START Excerpt

Compression
ClickHouse protocol supports data blocks compression with checksums.
Use
LZ4 if not sure what mode to pick.
Modes
|value
|name
|description
0x02
|None
|No compression, only checksums
0x82
|LZ4
|Extremely fast, good compression
0x90
|ZSTD
|Zstandard, pretty fast, best compression
Both LZ4 and ZSTD are made by same author, but with different tradeoffs. From facebook benchmarks:
|name
|ratio
|encoding
|decoding
|zstd 1.4.5 -1
|2.8
|500 MB/s
|1660 MB/s
|lz4 1.9.2
|2.1
|740 MB/s
|4530 MB/s
Block
|field
|type
|description
|checksum
|uint128
|Hash of (header + compressed data)

END Excerpt
START Data extract

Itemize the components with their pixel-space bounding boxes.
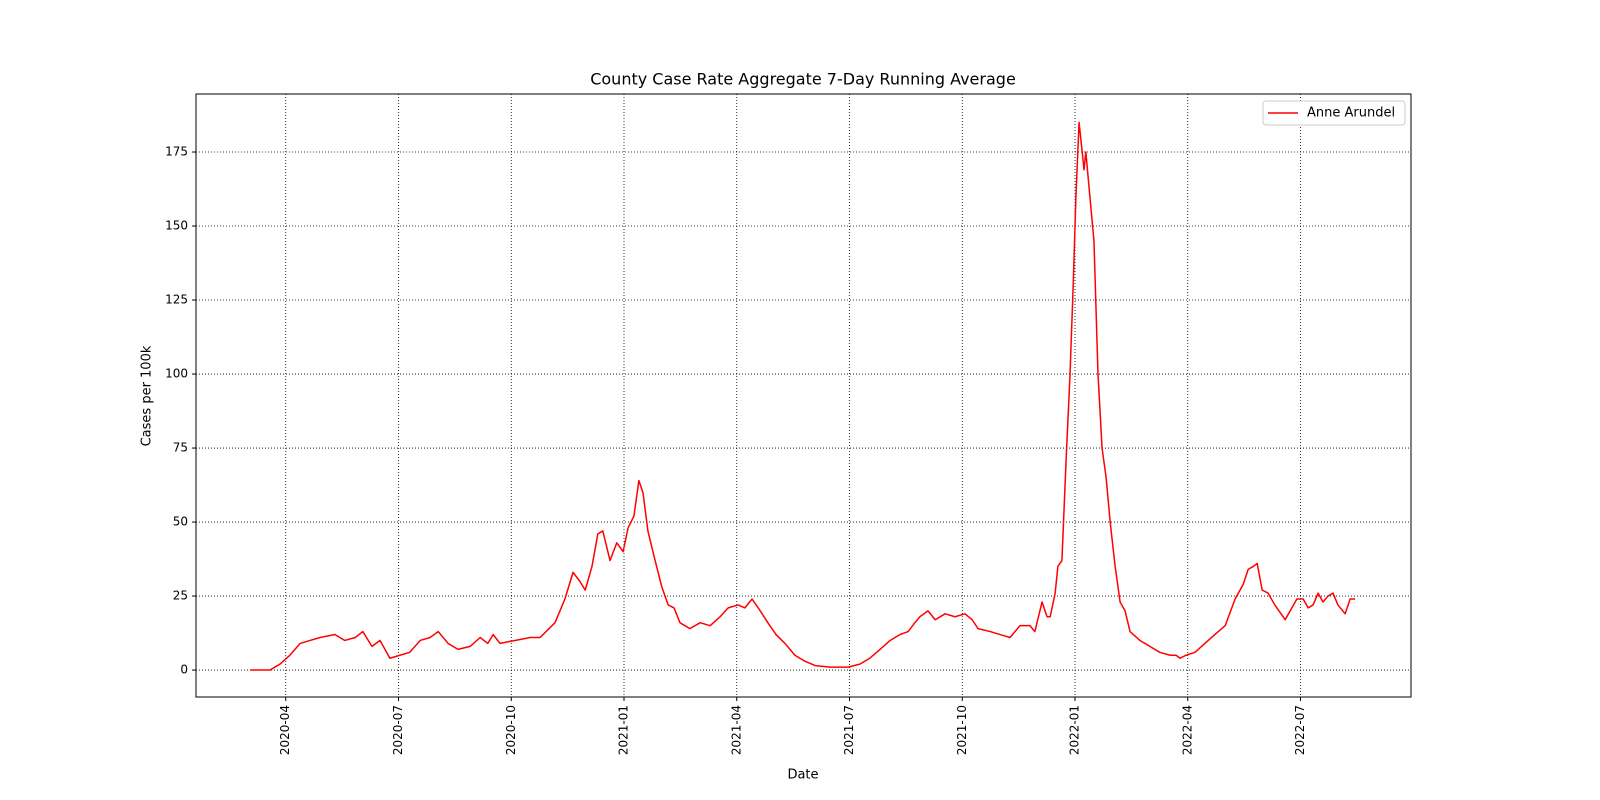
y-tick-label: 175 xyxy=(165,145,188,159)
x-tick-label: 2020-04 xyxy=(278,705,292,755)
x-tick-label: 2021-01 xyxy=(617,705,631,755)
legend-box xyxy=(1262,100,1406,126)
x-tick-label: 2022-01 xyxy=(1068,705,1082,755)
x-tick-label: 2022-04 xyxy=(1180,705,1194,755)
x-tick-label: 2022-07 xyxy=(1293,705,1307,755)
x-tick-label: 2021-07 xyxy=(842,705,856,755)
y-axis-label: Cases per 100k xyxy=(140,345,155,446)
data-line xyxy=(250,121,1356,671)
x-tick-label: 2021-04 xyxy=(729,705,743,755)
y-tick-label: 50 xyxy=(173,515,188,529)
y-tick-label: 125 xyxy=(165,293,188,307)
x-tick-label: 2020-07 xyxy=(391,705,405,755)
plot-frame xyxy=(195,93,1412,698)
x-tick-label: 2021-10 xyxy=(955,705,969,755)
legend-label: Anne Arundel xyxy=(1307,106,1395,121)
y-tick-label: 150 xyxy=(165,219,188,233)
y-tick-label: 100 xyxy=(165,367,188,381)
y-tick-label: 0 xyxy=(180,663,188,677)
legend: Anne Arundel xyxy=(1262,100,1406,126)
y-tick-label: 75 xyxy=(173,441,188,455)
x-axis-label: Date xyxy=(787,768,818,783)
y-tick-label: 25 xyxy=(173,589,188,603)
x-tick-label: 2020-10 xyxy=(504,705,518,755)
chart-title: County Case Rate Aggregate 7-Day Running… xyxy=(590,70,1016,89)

END Data extract
START Data extract

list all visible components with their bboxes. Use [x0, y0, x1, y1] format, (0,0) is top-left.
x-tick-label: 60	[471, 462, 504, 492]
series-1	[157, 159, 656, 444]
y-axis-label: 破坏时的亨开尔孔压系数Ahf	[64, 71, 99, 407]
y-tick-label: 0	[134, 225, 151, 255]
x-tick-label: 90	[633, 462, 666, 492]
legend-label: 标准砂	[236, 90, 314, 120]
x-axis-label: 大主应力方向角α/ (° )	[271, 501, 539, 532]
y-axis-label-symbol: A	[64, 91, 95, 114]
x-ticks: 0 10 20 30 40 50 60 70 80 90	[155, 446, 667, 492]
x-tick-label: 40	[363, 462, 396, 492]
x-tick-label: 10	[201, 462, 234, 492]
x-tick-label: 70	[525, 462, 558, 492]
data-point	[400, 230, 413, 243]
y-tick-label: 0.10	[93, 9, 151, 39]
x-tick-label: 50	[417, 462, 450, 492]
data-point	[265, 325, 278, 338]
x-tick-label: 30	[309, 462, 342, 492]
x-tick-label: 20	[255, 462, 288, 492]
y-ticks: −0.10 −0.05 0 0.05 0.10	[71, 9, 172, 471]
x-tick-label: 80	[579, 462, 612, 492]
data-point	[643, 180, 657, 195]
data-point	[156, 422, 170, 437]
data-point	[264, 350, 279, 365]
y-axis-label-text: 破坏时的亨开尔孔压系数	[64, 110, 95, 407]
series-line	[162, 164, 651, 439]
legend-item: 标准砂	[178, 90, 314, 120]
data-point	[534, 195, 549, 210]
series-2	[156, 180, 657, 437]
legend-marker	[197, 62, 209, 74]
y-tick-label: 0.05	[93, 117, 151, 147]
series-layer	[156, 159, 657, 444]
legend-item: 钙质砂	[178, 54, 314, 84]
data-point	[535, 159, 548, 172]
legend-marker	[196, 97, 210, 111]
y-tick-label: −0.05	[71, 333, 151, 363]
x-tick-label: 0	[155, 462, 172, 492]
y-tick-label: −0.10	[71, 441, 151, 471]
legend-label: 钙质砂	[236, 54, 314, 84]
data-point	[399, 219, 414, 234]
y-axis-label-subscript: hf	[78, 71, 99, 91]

END Data extract

■ Complete the following:
**a.** Answer these questions from the ClickHouse compression text, one line each, marked the same way:
(i) What value identifies the ZSTD mode?
(ii) Which mode does it recommend when you are unsure which to pick?
(iii) What type is the checksum field in a block?
**b.** Name every compression mode in the ClickHouse compression text, each with its value.
**c.** Continue the ClickHouse compression text from its last line.
The listing is separate material and is not part of the compression text.

■ Expected results:
**a.**
(i) 0x90
(ii) LZ4
(iii) uint128

**b.** None (0x02), LZ4 (0x82), ZSTD (0x90)

**c.**
|raw_size
|uint32
|Raw size without header
|data_size
|uint32
|Uncompressed data size
|mode
|byte
|Compression mode
|compressed_data
|binary
|Block of compressed data
Header is (raw_size + data_size + mode), raw size consists of len(header + compressed_data).
Checksum is
hash(header + compressed_data), using ClickHouse CityHash.
None mode
If None mode is used,
compressed_data is equal to original data.
No compression mode is useful to ensure additional data integrity with checksums, because
hashing overhead is negligible.